[Given problem]: Using the data below, copy each line that includes the word "name".

Start

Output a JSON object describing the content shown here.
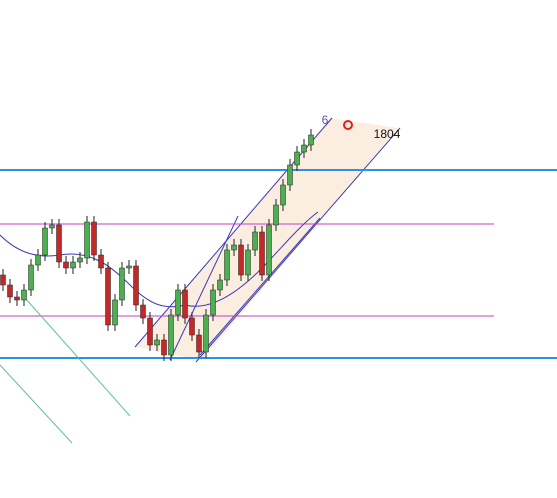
{
  "chart_data": {
    "type": "candlestick",
    "annotations": [
      "6",
      "1804"
    ],
    "ylim": [
      0,
      498
    ],
    "up_color": "#4caf50",
    "down_color": "#c62828",
    "open": [
      223,
      213,
      201,
      198,
      208,
      233,
      243,
      270,
      273,
      236,
      230,
      236,
      240,
      276,
      243,
      230,
      173,
      198,
      230,
      232,
      193,
      180,
      153,
      158,
      143,
      183,
      208,
      180,
      163,
      146,
      183,
      208,
      218,
      248,
      253,
      223,
      248,
      266,
      223,
      273,
      293,
      313,
      333,
      346,
      353
    ],
    "high": [
      229,
      219,
      207,
      214,
      239,
      249,
      276,
      279,
      279,
      242,
      242,
      246,
      282,
      282,
      249,
      236,
      204,
      236,
      238,
      238,
      199,
      186,
      164,
      164,
      189,
      214,
      214,
      186,
      169,
      189,
      214,
      224,
      254,
      259,
      259,
      254,
      272,
      272,
      279,
      299,
      319,
      339,
      352,
      359,
      369
    ],
    "low": [
      207,
      195,
      192,
      192,
      202,
      227,
      237,
      264,
      230,
      224,
      224,
      230,
      234,
      237,
      224,
      167,
      167,
      192,
      224,
      187,
      174,
      147,
      147,
      137,
      137,
      177,
      174,
      157,
      140,
      140,
      177,
      202,
      212,
      242,
      217,
      217,
      242,
      217,
      217,
      267,
      287,
      307,
      327,
      340,
      347
    ],
    "close": [
      213,
      201,
      198,
      208,
      233,
      243,
      270,
      273,
      236,
      230,
      236,
      240,
      276,
      243,
      230,
      173,
      198,
      230,
      232,
      193,
      180,
      153,
      158,
      143,
      183,
      208,
      180,
      163,
      146,
      183,
      208,
      218,
      248,
      253,
      223,
      248,
      266,
      223,
      273,
      293,
      313,
      333,
      346,
      353,
      363
    ]
  }
}
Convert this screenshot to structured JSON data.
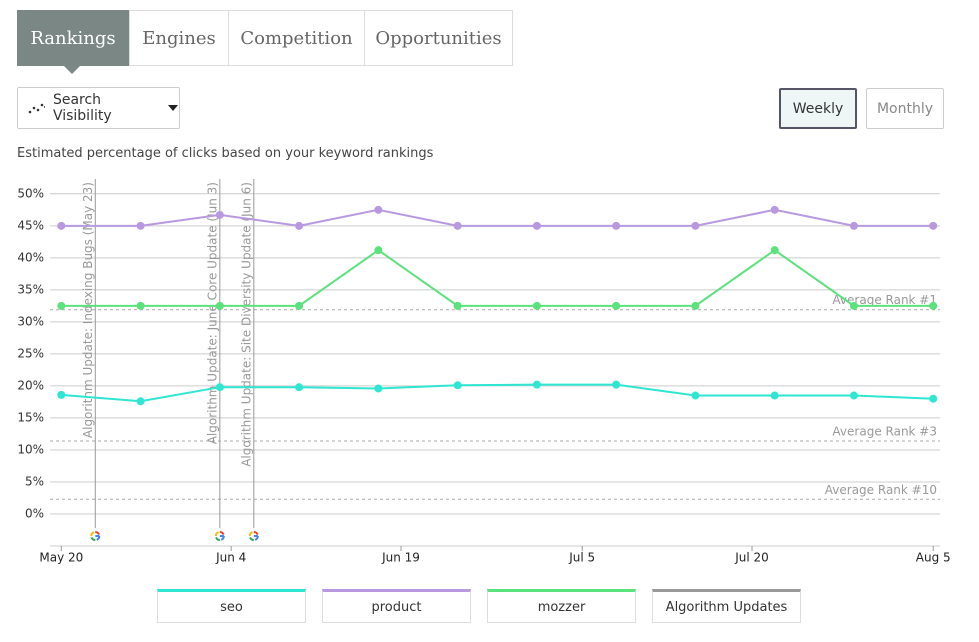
{
  "tabs": [
    "Rankings",
    "Engines",
    "Competition",
    "Opportunities"
  ],
  "dropdown": "Search Visibility",
  "period_buttons": [
    "Weekly",
    "Monthly"
  ],
  "subtitle": "Estimated percentage of clicks based on your keyword rankings",
  "chart_data": {
    "type": "line",
    "x": [
      0,
      7,
      14,
      21,
      28,
      35,
      42,
      49,
      56,
      63,
      70,
      77
    ],
    "xlim": [
      -1,
      77.6
    ],
    "xticks": [
      {
        "value": 0,
        "label": "May 20"
      },
      {
        "value": 15,
        "label": "Jun 4"
      },
      {
        "value": 30,
        "label": "Jun 19"
      },
      {
        "value": 46,
        "label": "Jul 5"
      },
      {
        "value": 61,
        "label": "Jul 20"
      },
      {
        "value": 77,
        "label": "Aug 5"
      }
    ],
    "ylim": [
      -5,
      52
    ],
    "yticks": [
      {
        "value": 0,
        "label": "0%"
      },
      {
        "value": 5,
        "label": "5%"
      },
      {
        "value": 10,
        "label": "10%"
      },
      {
        "value": 15,
        "label": "15%"
      },
      {
        "value": 20,
        "label": "20%"
      },
      {
        "value": 25,
        "label": "25%"
      },
      {
        "value": 30,
        "label": "30%"
      },
      {
        "value": 35,
        "label": "35%"
      },
      {
        "value": 40,
        "label": "40%"
      },
      {
        "value": 45,
        "label": "45%"
      },
      {
        "value": 50,
        "label": "50%"
      }
    ],
    "grid": true,
    "series": [
      {
        "name": "seo",
        "color": "#2ee6d2",
        "values": [
          18.6,
          17.6,
          19.8,
          19.8,
          19.6,
          20.1,
          20.2,
          20.2,
          18.5,
          18.5,
          18.5,
          18.0
        ]
      },
      {
        "name": "product",
        "color": "#b899e0",
        "values": [
          45,
          45,
          46.7,
          45,
          47.5,
          45,
          45,
          45,
          45,
          47.5,
          45,
          45
        ]
      },
      {
        "name": "mozzer",
        "color": "#5ce27c",
        "values": [
          32.5,
          32.5,
          32.5,
          32.5,
          41.2,
          32.5,
          32.5,
          32.5,
          32.5,
          41.2,
          32.5,
          32.5
        ]
      }
    ],
    "reference_lines": [
      {
        "value": 31.9,
        "label": "Average Rank #1"
      },
      {
        "value": 11.4,
        "label": "Average Rank #3"
      },
      {
        "value": 2.3,
        "label": "Average Rank #10"
      }
    ],
    "annotations": [
      {
        "x": 3,
        "label": "Algorithm Update: Indexing Bugs (May 23)"
      },
      {
        "x": 14,
        "label": "Algorithm Update: June Core Update (Jun 3)"
      },
      {
        "x": 17,
        "label": "Algorithm Update: Site Diversity Update (Jun 6)"
      }
    ],
    "annotation_legend": "Algorithm Updates",
    "annotation_color": "#999999"
  }
}
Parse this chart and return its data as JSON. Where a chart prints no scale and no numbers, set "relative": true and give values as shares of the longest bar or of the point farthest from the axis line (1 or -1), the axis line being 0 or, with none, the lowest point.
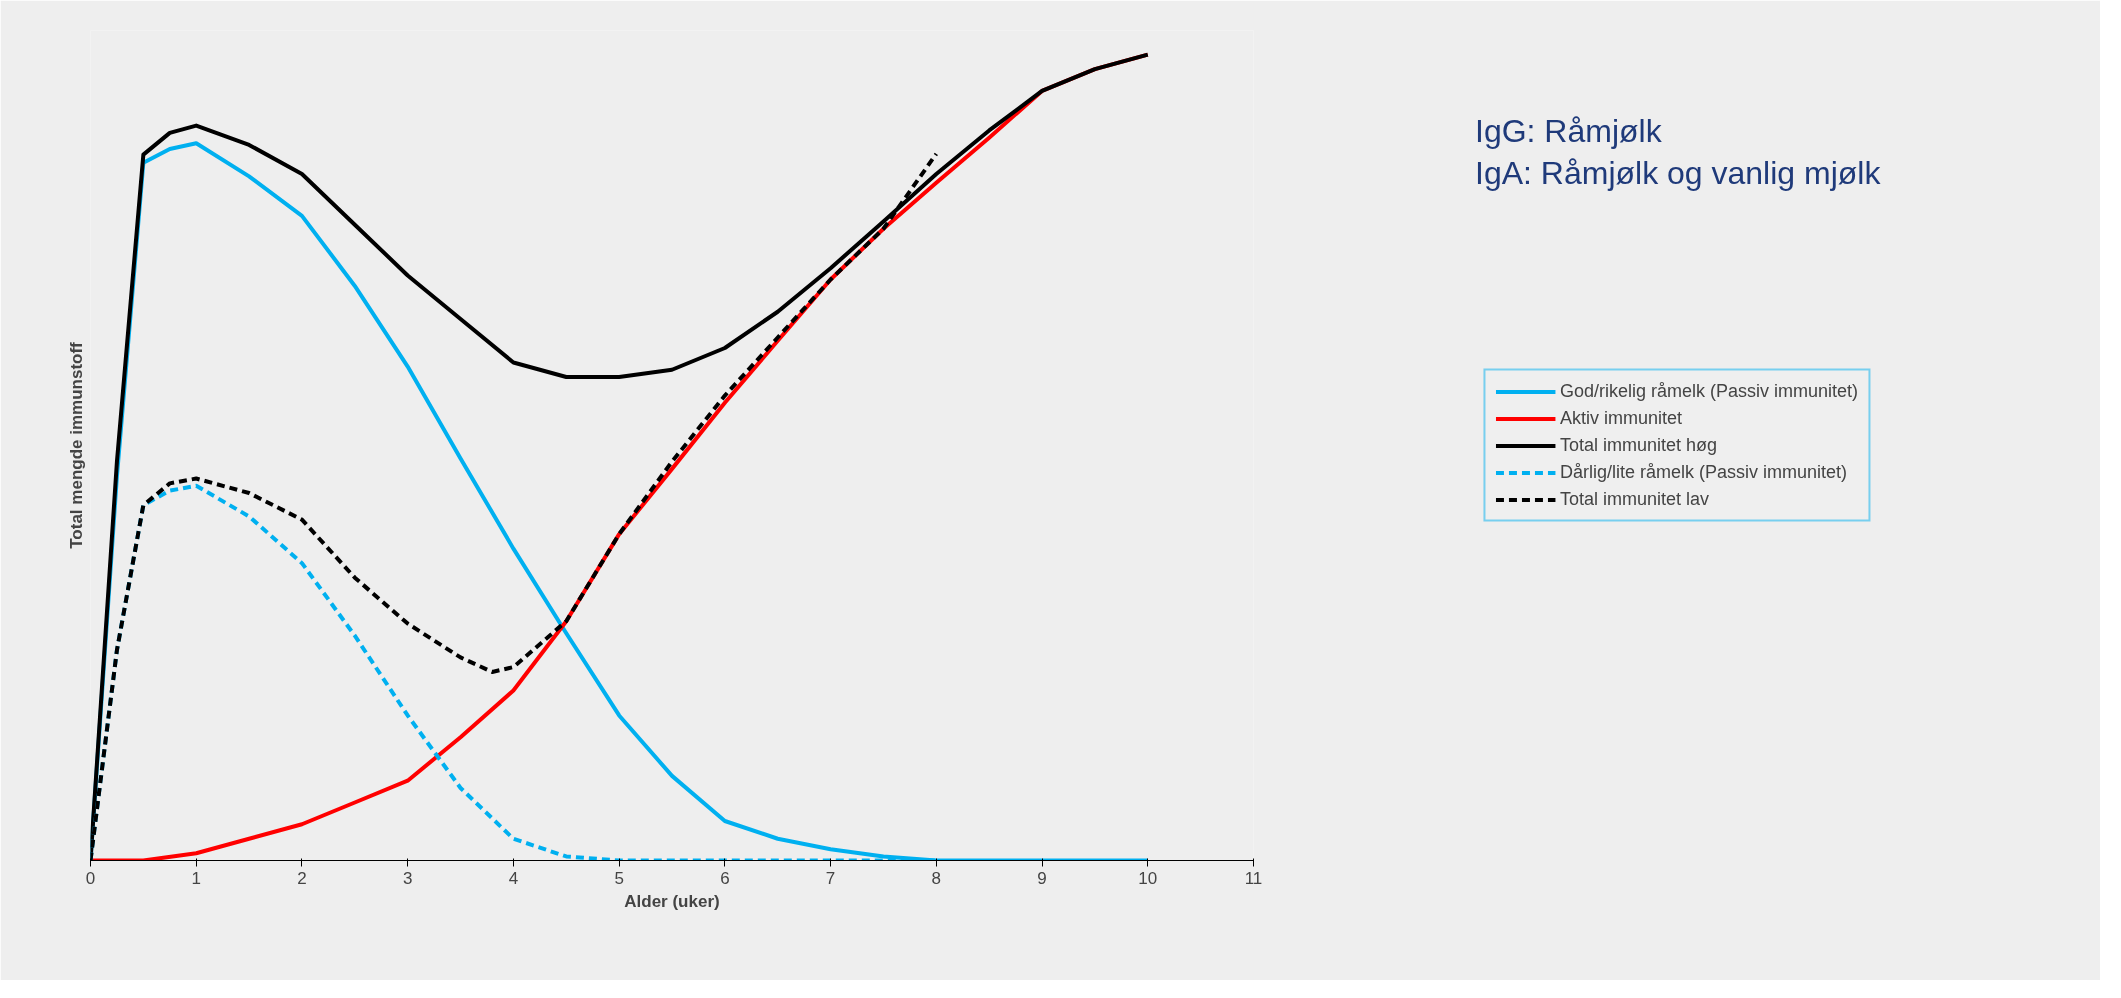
{
  "chart_data": {
    "type": "line",
    "relative": true,
    "xlabel": "Alder (uker)",
    "ylabel": "Total mengde immunstoff",
    "xlim": [
      0,
      11
    ],
    "xticks": [
      0,
      1,
      2,
      3,
      4,
      5,
      6,
      7,
      8,
      9,
      10,
      11
    ],
    "legend": "right",
    "marker": "none",
    "annotations": [
      "IgG: Råmjølk",
      "IgA: Råmjølk og vanlig mjølk"
    ],
    "series": [
      {
        "name": "God/rikelig råmelk (Passiv immunitet)",
        "color": "#00b0f0",
        "line_style": "solid",
        "x": [
          0,
          0.25,
          0.5,
          0.75,
          1,
          1.5,
          2,
          2.5,
          3,
          3.5,
          4,
          4.5,
          5,
          5.5,
          6,
          6.5,
          7,
          7.5,
          8,
          9,
          10
        ],
        "values": [
          0,
          0.477,
          0.866,
          0.883,
          0.89,
          0.849,
          0.8,
          0.713,
          0.613,
          0.499,
          0.387,
          0.282,
          0.18,
          0.105,
          0.049,
          0.027,
          0.014,
          0.005,
          0,
          0,
          0
        ]
      },
      {
        "name": "Aktiv immunitet",
        "color": "#ff0000",
        "line_style": "solid",
        "x": [
          0,
          0.5,
          1,
          1.5,
          2,
          2.5,
          3,
          3.5,
          4,
          4.5,
          5,
          5.5,
          6,
          6.5,
          7,
          7.5,
          8,
          8.5,
          9,
          9.5,
          10
        ],
        "values": [
          0,
          0,
          0.009,
          0.027,
          0.045,
          0.072,
          0.099,
          0.153,
          0.211,
          0.297,
          0.405,
          0.486,
          0.568,
          0.645,
          0.721,
          0.784,
          0.841,
          0.897,
          0.955,
          0.982,
          1.0
        ]
      },
      {
        "name": "Total immunitet høg",
        "color": "#000000",
        "line_style": "solid",
        "x": [
          0,
          0.25,
          0.5,
          0.75,
          1,
          1.5,
          2,
          2.5,
          3,
          3.5,
          4,
          4.5,
          5,
          5.5,
          6,
          6.5,
          7,
          7.5,
          8,
          8.5,
          9,
          9.5,
          10
        ],
        "values": [
          0,
          0.495,
          0.876,
          0.903,
          0.912,
          0.888,
          0.852,
          0.789,
          0.726,
          0.672,
          0.618,
          0.6,
          0.6,
          0.609,
          0.636,
          0.681,
          0.735,
          0.793,
          0.852,
          0.906,
          0.955,
          0.982,
          1.0
        ]
      },
      {
        "name": "Dårlig/lite råmelk (Passiv immunitet)",
        "color": "#00b0f0",
        "line_style": "dashed",
        "x": [
          0,
          0.25,
          0.5,
          0.75,
          1,
          1.5,
          2,
          2.5,
          3,
          3.5,
          4,
          4.5,
          5,
          6,
          7,
          8
        ],
        "values": [
          0,
          0.261,
          0.441,
          0.459,
          0.465,
          0.427,
          0.369,
          0.279,
          0.18,
          0.09,
          0.027,
          0.005,
          0,
          0,
          0,
          0
        ]
      },
      {
        "name": "Total immunitet lav",
        "color": "#000000",
        "line_style": "dashed",
        "x": [
          0,
          0.25,
          0.5,
          0.75,
          1,
          1.5,
          2,
          2.5,
          3,
          3.5,
          3.8,
          4,
          4.5,
          5,
          5.5,
          6,
          6.5,
          7,
          7.5,
          8
        ],
        "values": [
          0,
          0.261,
          0.441,
          0.468,
          0.474,
          0.456,
          0.423,
          0.351,
          0.294,
          0.252,
          0.234,
          0.24,
          0.297,
          0.405,
          0.495,
          0.577,
          0.649,
          0.721,
          0.784,
          0.877
        ]
      }
    ]
  }
}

End

[Answer to the exercise]:
        "name": "seo",
        "name": "product",
        "name": "mozzer",
        "name": "God/rikelig råmelk (Passiv immunitet)",
        "name": "Aktiv immunitet",
        "name": "Total immunitet høg",
        "name": "Dårlig/lite råmelk (Passiv immunitet)",
        "name": "Total immunitet lav",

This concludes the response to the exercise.